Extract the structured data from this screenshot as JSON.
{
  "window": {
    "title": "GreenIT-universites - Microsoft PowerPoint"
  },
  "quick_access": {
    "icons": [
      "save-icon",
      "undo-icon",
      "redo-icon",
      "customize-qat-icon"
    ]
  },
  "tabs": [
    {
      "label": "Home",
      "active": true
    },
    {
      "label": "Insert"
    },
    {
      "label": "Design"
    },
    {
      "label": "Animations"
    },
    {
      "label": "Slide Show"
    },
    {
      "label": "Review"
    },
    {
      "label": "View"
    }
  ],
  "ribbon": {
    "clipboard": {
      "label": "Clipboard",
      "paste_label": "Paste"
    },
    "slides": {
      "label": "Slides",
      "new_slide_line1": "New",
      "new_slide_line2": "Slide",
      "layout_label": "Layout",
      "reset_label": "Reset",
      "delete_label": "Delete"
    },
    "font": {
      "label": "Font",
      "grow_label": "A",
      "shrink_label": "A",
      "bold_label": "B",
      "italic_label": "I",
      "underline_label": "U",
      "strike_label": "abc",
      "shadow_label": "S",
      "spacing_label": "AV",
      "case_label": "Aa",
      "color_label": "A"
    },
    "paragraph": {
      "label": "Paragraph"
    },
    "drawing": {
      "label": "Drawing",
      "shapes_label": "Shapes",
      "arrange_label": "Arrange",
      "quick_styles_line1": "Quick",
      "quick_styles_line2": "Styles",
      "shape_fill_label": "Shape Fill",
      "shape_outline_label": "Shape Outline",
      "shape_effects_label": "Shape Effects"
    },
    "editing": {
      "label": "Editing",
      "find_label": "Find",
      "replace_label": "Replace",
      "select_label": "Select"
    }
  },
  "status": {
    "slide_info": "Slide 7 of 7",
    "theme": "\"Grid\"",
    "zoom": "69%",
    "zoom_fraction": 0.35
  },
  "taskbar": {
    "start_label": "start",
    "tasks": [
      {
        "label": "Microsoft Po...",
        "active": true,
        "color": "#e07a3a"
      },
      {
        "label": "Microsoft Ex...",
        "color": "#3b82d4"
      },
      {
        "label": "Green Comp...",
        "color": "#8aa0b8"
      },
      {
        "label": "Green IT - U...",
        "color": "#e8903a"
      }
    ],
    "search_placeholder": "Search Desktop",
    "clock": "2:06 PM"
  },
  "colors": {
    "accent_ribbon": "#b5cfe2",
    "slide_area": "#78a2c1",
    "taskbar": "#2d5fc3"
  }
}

TASK REQUIREMENTS:
Transcribe all the entries, keeping each one exactly as it is.

WORKED ANSWER:
Extract the structured data from this screenshot as JSON.
{
  "window": {
    "title": "GreenIT-universites - Microsoft PowerPoint"
  },
  "quick_access": {
    "icons": [
      "save-icon",
      "undo-icon",
      "redo-icon",
      "customize-qat-icon"
    ]
  },
  "tabs": [
    {
      "label": "Home",
      "active": true
    },
    {
      "label": "Insert"
    },
    {
      "label": "Design"
    },
    {
      "label": "Animations"
    },
    {
      "label": "Slide Show"
    },
    {
      "label": "Review"
    },
    {
      "label": "View"
    }
  ],
  "ribbon": {
    "clipboard": {
      "label": "Clipboard",
      "paste_label": "Paste"
    },
    "slides": {
      "label": "Slides",
      "new_slide_line1": "New",
      "new_slide_line2": "Slide",
      "layout_label": "Layout",
      "reset_label": "Reset",
      "delete_label": "Delete"
    },
    "font": {
      "label": "Font",
      "grow_label": "A",
      "shrink_label": "A",
      "bold_label": "B",
      "italic_label": "I",
      "underline_label": "U",
      "strike_label": "abc",
      "shadow_label": "S",
      "spacing_label": "AV",
      "case_label": "Aa",
      "color_label": "A"
    },
    "paragraph": {
      "label": "Paragraph"
    },
    "drawing": {
      "label": "Drawing",
      "shapes_label": "Shapes",
      "arrange_label": "Arrange",
      "quick_styles_line1": "Quick",
      "quick_styles_line2": "Styles",
      "shape_fill_label": "Shape Fill",
      "shape_outline_label": "Shape Outline",
      "shape_effects_label": "Shape Effects"
    },
    "editing": {
      "label": "Editing",
      "find_label": "Find",
      "replace_label": "Replace",
      "select_label": "Select"
    }
  },
  "status": {
    "slide_info": "Slide 7 of 7",
    "theme": "\"Grid\"",
    "zoom": "69%",
    "zoom_fraction": 0.35
  },
  "taskbar": {
    "start_label": "start",
    "tasks": [
      {
        "label": "Microsoft Po...",
        "active": true,
        "color": "#e07a3a"
      },
      {
        "label": "Microsoft Ex...",
        "color": "#3b82d4"
      },
      {
        "label": "Green Comp...",
        "color": "#8aa0b8"
      },
      {
        "label": "Green IT - U...",
        "color": "#e8903a"
      }
    ],
    "search_placeholder": "Search Desktop",
    "clock": "2:06 PM"
  },
  "colors": {
    "accent_ribbon": "#b5cfe2",
    "slide_area": "#78a2c1",
    "taskbar": "#2d5fc3"
  }
}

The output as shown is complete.